**Bereitgestellter Auszug**
In den vorangegangenen Prozessen – sie endeten mit Freisprüchen für den
Polizeiarzt, die vom Bundesgerichtshof (BGH) beide wieder aufgehoben wurden
– hatte V. seinem Verteidiger das Wort überlassen. Jetzt wollte er selbst
reden. Er habe, sagt er am ersten Prozesstag Anfang April, hunderte von
Brechmittelvergaben durchgeführt, aber nur zwei unter Zwang –
einschließlich der von Laye Condé. Er habe dies äußerst ungern getan und
durch das Hinzuziehen eines Notarztes nach dem Ausfall von Condés
Sauerstoffmessgerät gehofft, die Exkorporation beenden zu dürfen. Der
Notarzt habe ihm aber „leider“ erlaubt, mit der Brechmittelvergabe
fortzufahren.

**Aufgaben**
- 1) Nennen Sie alle Berufs- und Funktionsbezeichnungen für Personen, die im Auszug über den Prozess vorkommen.
- 2) Entnehmen Sie dem Auszug über den Prozess den Wortlaut ab der Stelle mit "In den vorangegangenen" und enden Sie nach "fortzufahren.".
Die Auflistung ist hier nicht erforderlich.

**Beigefügte Auflistung**

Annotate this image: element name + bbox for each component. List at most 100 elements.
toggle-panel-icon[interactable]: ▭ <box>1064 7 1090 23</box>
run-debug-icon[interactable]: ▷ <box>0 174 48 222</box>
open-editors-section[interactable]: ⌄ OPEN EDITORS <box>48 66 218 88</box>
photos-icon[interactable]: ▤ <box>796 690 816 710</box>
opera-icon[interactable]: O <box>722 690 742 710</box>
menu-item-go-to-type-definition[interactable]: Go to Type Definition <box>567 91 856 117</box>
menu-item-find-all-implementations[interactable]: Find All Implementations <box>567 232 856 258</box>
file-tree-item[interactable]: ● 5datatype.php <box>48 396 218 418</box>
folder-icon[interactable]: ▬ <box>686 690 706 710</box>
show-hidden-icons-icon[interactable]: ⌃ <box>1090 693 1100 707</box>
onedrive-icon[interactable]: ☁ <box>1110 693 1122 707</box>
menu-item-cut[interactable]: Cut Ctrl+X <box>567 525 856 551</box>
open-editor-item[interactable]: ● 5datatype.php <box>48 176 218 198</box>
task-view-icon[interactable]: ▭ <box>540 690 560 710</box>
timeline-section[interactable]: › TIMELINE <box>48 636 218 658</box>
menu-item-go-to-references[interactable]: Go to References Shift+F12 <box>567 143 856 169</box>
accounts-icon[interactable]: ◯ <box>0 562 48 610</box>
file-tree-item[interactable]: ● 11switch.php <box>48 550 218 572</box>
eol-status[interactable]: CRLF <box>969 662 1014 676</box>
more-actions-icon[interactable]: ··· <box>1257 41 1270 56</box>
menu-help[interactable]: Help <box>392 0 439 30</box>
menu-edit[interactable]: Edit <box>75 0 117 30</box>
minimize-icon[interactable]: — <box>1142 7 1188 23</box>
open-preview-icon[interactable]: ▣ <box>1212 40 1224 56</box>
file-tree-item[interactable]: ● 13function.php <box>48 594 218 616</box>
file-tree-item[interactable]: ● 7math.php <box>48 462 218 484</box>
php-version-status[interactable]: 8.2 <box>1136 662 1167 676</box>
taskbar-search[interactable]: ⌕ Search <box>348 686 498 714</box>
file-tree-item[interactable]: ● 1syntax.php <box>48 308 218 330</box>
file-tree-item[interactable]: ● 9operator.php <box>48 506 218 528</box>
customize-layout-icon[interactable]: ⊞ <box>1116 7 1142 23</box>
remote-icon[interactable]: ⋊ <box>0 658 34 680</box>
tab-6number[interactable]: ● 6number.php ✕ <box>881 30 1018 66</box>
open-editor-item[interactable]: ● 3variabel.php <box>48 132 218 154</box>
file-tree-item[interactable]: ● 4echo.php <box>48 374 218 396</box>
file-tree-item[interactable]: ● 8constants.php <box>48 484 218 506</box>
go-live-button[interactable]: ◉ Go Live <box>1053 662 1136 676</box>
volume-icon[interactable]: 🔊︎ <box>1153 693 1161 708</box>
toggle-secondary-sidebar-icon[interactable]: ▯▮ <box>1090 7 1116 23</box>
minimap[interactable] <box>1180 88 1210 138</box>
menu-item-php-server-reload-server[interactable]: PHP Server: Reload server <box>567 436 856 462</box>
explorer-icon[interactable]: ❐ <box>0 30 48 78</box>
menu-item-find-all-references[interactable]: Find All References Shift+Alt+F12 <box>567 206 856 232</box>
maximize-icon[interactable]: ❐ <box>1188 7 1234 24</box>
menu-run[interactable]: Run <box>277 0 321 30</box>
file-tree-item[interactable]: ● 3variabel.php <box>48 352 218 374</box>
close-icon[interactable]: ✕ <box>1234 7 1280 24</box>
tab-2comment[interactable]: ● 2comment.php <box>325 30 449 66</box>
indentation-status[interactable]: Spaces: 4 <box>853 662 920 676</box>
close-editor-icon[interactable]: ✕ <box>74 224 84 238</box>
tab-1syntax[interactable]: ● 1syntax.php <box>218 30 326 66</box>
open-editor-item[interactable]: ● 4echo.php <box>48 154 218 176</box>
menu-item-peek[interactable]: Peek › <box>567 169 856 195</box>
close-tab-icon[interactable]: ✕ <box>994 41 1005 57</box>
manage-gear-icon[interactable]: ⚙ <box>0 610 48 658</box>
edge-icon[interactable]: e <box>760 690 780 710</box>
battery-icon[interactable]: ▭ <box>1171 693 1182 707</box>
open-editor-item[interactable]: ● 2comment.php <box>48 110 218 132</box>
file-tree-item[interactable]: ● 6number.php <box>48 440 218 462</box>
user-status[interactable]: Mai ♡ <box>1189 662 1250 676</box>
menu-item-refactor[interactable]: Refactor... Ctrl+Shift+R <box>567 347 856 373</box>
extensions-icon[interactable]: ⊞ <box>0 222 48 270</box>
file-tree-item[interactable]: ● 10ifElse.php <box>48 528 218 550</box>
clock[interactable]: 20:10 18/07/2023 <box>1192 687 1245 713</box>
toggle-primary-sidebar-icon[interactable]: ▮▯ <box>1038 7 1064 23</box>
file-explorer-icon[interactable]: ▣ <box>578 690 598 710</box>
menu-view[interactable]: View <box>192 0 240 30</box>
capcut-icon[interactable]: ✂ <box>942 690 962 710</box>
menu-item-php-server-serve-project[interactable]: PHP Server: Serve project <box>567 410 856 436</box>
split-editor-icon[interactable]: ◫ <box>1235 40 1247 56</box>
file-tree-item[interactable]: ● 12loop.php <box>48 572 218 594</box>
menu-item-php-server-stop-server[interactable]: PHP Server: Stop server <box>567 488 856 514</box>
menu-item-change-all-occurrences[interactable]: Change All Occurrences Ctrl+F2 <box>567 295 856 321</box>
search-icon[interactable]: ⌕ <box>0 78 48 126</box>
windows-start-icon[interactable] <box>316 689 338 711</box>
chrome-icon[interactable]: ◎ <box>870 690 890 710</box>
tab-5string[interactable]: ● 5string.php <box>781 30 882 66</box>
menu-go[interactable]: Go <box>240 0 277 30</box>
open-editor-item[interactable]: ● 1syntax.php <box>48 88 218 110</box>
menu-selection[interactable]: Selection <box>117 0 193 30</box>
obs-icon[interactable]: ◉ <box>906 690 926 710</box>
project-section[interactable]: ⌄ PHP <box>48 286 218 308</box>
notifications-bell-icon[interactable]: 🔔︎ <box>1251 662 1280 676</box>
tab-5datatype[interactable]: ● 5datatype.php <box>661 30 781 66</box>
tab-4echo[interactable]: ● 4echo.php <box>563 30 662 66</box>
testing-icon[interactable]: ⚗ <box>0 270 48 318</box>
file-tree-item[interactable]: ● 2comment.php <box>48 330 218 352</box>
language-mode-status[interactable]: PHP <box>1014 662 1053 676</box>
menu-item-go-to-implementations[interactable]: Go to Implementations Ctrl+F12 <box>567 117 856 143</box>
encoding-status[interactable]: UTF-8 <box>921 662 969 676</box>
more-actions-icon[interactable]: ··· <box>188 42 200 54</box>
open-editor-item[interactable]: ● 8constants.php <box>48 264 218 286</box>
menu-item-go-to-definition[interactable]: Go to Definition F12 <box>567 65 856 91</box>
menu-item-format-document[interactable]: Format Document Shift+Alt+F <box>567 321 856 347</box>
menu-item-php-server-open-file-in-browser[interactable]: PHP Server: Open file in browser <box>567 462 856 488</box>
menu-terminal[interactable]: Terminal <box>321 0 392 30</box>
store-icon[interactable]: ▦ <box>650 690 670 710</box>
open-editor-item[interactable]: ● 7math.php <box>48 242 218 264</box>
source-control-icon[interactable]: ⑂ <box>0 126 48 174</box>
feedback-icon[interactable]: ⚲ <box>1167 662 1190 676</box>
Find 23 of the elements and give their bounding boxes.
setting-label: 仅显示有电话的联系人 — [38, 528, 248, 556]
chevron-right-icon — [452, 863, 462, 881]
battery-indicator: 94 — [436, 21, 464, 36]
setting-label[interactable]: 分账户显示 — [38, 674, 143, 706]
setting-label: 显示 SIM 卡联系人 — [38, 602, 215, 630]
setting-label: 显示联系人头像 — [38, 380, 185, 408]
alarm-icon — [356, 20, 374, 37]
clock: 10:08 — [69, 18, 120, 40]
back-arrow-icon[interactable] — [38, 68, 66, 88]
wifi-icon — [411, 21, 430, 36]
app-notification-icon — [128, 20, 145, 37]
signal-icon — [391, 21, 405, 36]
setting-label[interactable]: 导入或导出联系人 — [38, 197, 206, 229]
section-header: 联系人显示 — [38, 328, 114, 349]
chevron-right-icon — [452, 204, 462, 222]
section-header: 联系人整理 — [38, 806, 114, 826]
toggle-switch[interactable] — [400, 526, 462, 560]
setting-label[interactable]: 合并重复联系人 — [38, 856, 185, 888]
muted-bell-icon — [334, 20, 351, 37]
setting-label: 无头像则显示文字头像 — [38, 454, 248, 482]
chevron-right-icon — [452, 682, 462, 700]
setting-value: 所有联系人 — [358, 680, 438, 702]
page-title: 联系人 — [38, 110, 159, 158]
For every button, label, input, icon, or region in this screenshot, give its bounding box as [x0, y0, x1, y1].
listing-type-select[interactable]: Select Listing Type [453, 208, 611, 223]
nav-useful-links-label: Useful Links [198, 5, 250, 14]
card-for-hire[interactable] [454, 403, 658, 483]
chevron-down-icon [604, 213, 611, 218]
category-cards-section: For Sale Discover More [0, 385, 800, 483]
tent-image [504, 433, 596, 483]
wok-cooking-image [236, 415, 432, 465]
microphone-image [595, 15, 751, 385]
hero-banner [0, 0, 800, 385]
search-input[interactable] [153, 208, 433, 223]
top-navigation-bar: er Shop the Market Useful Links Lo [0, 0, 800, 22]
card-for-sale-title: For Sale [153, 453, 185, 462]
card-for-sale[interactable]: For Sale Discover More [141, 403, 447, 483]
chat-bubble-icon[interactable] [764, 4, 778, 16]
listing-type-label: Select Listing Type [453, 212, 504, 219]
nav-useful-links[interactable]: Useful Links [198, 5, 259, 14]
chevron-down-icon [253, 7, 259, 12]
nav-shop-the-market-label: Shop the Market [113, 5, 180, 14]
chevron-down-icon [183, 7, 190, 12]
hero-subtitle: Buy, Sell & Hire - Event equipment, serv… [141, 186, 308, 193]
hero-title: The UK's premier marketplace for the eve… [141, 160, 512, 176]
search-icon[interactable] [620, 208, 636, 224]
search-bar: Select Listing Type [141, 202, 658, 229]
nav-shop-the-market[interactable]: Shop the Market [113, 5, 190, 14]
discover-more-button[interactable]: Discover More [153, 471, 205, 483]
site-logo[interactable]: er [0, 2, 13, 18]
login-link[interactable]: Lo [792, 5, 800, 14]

**Ergebnisse je Aufgabe**
- 1) Polizeiarzt, Verteidiger, Notarzt

- 2)
In den vorangegangenen Prozessen – sie endeten mit Freisprüchen für den
Polizeiarzt, die vom Bundesgerichtshof (BGH) beide wieder aufgehoben wurden
– hatte V. seinem Verteidiger das Wort überlassen. Jetzt wollte er selbst
reden. Er habe, sagt er am ersten Prozesstag Anfang April, hunderte von
Brechmittelvergaben durchgeführt, aber nur zwei unter Zwang –
einschließlich der von Laye Condé. Er habe dies äußerst ungern getan und
durch das Hinzuziehen eines Notarztes nach dem Ausfall von Condés
Sauerstoffmessgerät gehofft, die Exkorporation beenden zu dürfen. Der
Notarzt habe ihm aber „leider“ erlaubt, mit der Brechmittelvergabe
fortzufahren.